GIVEN PROBLEM – Repeat the listing in full, exactly as it stands.
━━ RECORDS
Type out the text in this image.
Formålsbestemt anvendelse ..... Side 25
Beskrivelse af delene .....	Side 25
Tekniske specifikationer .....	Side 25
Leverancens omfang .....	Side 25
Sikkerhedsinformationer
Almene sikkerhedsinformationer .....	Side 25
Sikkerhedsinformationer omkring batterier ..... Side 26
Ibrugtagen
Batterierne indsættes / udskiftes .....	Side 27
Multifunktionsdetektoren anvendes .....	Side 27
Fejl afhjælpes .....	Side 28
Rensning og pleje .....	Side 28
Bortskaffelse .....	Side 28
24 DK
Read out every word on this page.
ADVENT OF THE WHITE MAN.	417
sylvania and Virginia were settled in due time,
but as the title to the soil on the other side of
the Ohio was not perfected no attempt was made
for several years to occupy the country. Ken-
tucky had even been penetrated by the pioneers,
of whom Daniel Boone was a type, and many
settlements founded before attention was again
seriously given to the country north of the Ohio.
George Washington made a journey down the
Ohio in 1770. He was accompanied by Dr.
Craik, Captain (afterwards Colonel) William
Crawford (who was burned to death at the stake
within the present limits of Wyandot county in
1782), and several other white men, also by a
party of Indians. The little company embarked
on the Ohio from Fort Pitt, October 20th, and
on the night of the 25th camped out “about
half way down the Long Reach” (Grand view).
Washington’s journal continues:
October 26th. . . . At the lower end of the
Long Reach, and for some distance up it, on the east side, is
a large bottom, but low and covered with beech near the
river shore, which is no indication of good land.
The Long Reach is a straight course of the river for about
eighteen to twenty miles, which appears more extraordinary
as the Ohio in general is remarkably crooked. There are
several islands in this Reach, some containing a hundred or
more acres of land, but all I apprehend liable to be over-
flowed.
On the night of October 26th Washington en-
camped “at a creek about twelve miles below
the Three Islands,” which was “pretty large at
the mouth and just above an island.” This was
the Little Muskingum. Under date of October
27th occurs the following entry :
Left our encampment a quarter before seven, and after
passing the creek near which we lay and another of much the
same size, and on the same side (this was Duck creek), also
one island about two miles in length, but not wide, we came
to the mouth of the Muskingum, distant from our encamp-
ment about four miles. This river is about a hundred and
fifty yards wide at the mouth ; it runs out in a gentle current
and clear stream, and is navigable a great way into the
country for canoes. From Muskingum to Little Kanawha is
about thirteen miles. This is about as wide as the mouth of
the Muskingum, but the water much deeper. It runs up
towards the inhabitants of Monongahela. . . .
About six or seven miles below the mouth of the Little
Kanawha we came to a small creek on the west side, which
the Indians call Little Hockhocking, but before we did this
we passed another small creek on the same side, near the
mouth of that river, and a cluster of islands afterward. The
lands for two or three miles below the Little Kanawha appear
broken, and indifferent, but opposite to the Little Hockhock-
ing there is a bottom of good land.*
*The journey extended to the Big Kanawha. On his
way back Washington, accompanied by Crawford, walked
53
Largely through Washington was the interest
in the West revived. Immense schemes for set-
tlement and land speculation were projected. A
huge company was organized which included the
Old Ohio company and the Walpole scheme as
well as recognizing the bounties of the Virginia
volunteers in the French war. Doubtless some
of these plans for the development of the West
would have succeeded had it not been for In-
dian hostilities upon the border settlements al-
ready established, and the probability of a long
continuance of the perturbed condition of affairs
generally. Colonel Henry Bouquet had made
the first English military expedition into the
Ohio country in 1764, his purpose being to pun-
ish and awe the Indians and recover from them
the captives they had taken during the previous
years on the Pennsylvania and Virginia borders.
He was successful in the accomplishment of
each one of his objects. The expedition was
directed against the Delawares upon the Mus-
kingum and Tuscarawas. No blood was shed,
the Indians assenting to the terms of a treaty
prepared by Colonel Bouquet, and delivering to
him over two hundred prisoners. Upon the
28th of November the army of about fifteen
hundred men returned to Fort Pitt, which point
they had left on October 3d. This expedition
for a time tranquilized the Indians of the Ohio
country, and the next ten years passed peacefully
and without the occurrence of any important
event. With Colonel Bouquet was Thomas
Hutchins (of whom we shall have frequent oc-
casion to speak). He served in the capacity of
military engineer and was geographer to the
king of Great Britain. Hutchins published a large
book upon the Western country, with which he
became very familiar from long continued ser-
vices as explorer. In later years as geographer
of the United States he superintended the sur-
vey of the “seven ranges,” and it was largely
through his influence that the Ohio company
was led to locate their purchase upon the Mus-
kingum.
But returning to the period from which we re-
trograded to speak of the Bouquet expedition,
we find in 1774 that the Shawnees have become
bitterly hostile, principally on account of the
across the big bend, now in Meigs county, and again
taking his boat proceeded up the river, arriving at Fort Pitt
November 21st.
━━━━
TASK ANSWER –
Type out the text in this image.
Formålsbestemt anvendelse ..... Side 25
Beskrivelse af delene .....	Side 25
Tekniske specifikationer .....	Side 25
Leverancens omfang .....	Side 25
Sikkerhedsinformationer
Almene sikkerhedsinformationer .....	Side 25
Sikkerhedsinformationer omkring batterier ..... Side 26
Ibrugtagen
Batterierne indsættes / udskiftes .....	Side 27
Multifunktionsdetektoren anvendes .....	Side 27
Fejl afhjælpes .....	Side 28
Rensning og pleje .....	Side 28
Bortskaffelse .....	Side 28
24 DK
Read out every word on this page.
ADVENT OF THE WHITE MAN.	417
sylvania and Virginia were settled in due time,
but as the title to the soil on the other side of
the Ohio was not perfected no attempt was made
for several years to occupy the country. Ken-
tucky had even been penetrated by the pioneers,
of whom Daniel Boone was a type, and many
settlements founded before attention was again
seriously given to the country north of the Ohio.
George Washington made a journey down the
Ohio in 1770. He was accompanied by Dr.
Craik, Captain (afterwards Colonel) William
Crawford (who was burned to death at the stake
within the present limits of Wyandot county in
1782), and several other white men, also by a
party of Indians. The little company embarked
on the Ohio from Fort Pitt, October 20th, and
on the night of the 25th camped out “about
half way down the Long Reach” (Grand view).
Washington’s journal continues:
October 26th. . . . At the lower end of the
Long Reach, and for some distance up it, on the east side, is
a large bottom, but low and covered with beech near the
river shore, which is no indication of good land.
The Long Reach is a straight course of the river for about
eighteen to twenty miles, which appears more extraordinary
as the Ohio in general is remarkably crooked. There are
several islands in this Reach, some containing a hundred or
more acres of land, but all I apprehend liable to be over-
flowed.
On the night of October 26th Washington en-
camped “at a creek about twelve miles below
the Three Islands,” which was “pretty large at
the mouth and just above an island.” This was
the Little Muskingum. Under date of October
27th occurs the following entry :
Left our encampment a quarter before seven, and after
passing the creek near which we lay and another of much the
same size, and on the same side (this was Duck creek), also
one island about two miles in length, but not wide, we came
to the mouth of the Muskingum, distant from our encamp-
ment about four miles. This river is about a hundred and
fifty yards wide at the mouth ; it runs out in a gentle current
and clear stream, and is navigable a great way into the
country for canoes. From Muskingum to Little Kanawha is
about thirteen miles. This is about as wide as the mouth of
the Muskingum, but the water much deeper. It runs up
towards the inhabitants of Monongahela. . . .
About six or seven miles below the mouth of the Little
Kanawha we came to a small creek on the west side, which
the Indians call Little Hockhocking, but before we did this
we passed another small creek on the same side, near the
mouth of that river, and a cluster of islands afterward. The
lands for two or three miles below the Little Kanawha appear
broken, and indifferent, but opposite to the Little Hockhock-
ing there is a bottom of good land.*
*The journey extended to the Big Kanawha. On his
way back Washington, accompanied by Crawford, walked
53
Largely through Washington was the interest
in the West revived. Immense schemes for set-
tlement and land speculation were projected. A
huge company was organized which included the
Old Ohio company and the Walpole scheme as
well as recognizing the bounties of the Virginia
volunteers in the French war. Doubtless some
of these plans for the development of the West
would have succeeded had it not been for In-
dian hostilities upon the border settlements al-
ready established, and the probability of a long
continuance of the perturbed condition of affairs
generally. Colonel Henry Bouquet had made
the first English military expedition into the
Ohio country in 1764, his purpose being to pun-
ish and awe the Indians and recover from them
the captives they had taken during the previous
years on the Pennsylvania and Virginia borders.
He was successful in the accomplishment of
each one of his objects. The expedition was
directed against the Delawares upon the Mus-
kingum and Tuscarawas. No blood was shed,
the Indians assenting to the terms of a treaty
prepared by Colonel Bouquet, and delivering to
him over two hundred prisoners. Upon the
28th of November the army of about fifteen
hundred men returned to Fort Pitt, which point
they had left on October 3d. This expedition
for a time tranquilized the Indians of the Ohio
country, and the next ten years passed peacefully
and without the occurrence of any important
event. With Colonel Bouquet was Thomas
Hutchins (of whom we shall have frequent oc-
casion to speak). He served in the capacity of
military engineer and was geographer to the
king of Great Britain. Hutchins published a large
book upon the Western country, with which he
became very familiar from long continued ser-
vices as explorer. In later years as geographer
of the United States he superintended the sur-
vey of the “seven ranges,” and it was largely
through his influence that the Ohio company
was led to locate their purchase upon the Mus-
kingum.
But returning to the period from which we re-
trograded to speak of the Bouquet expedition,
we find in 1774 that the Shawnees have become
bitterly hostile, principally on account of the
across the big bend, now in Meigs county, and again
taking his boat proceeded up the river, arriving at Fort Pitt
November 21st.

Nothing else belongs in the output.